----- DATA IN THIS EXERCISE -----

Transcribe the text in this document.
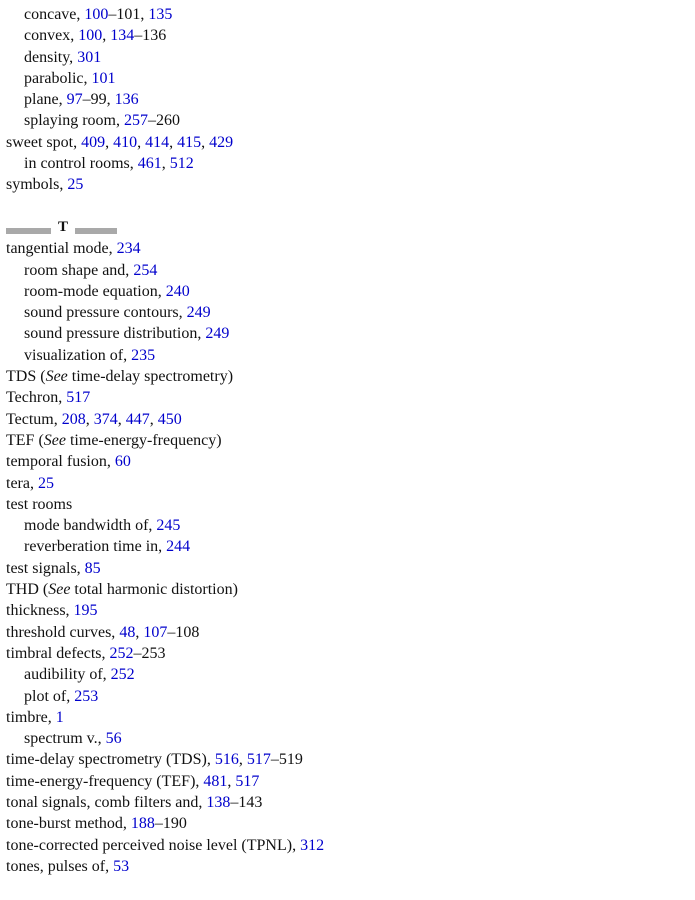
concave, 100–101, 135
convex, 100, 134–136
density, 301
parabolic, 101
plane, 97–99, 136
splaying room, 257–260
sweet spot, 409, 410, 414, 415, 429
in control rooms, 461, 512
symbols, 25
T
tangential mode, 234
room shape and, 254
room-mode equation, 240
sound pressure contours, 249
sound pressure distribution, 249
visualization of, 235
TDS (See time-delay spectrometry)
Techron, 517
Tectum, 208, 374, 447, 450
TEF (See time-energy-frequency)
temporal fusion, 60
tera, 25
test rooms
mode bandwidth of, 245
reverberation time in, 244
test signals, 85
THD (See total harmonic distortion)
thickness, 195
threshold curves, 48, 107–108
timbral defects, 252–253
audibility of, 252
plot of, 253
timbre, 1
spectrum v., 56
time-delay spectrometry (TDS), 516, 517–519
time-energy-frequency (TEF), 481, 517
tonal signals, comb filters and, 138–143
tone-burst method, 188–190
tone-corrected perceived noise level (TPNL), 312
tones, pulses of, 53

-----

* _TASK REQUIREMENTS_:
Quote every line of the records above exactly; no picture is to be copied.

* _RESULT FOR THIS EXERCISE_:
Transcribe the text in this document.
concave, 100–101, 135
convex, 100, 134–136
density, 301
parabolic, 101
plane, 97–99, 136
splaying room, 257–260
sweet spot, 409, 410, 414, 415, 429
in control rooms, 461, 512
symbols, 25
T
tangential mode, 234
room shape and, 254
room-mode equation, 240
sound pressure contours, 249
sound pressure distribution, 249
visualization of, 235
TDS (See time-delay spectrometry)
Techron, 517
Tectum, 208, 374, 447, 450
TEF (See time-energy-frequency)
temporal fusion, 60
tera, 25
test rooms
mode bandwidth of, 245
reverberation time in, 244
test signals, 85
THD (See total harmonic distortion)
thickness, 195
threshold curves, 48, 107–108
timbral defects, 252–253
audibility of, 252
plot of, 253
timbre, 1
spectrum v., 56
time-delay spectrometry (TDS), 516, 517–519
time-energy-frequency (TEF), 481, 517
tonal signals, comb filters and, 138–143
tone-burst method, 188–190
tone-corrected perceived noise level (TPNL), 312
tones, pulses of, 53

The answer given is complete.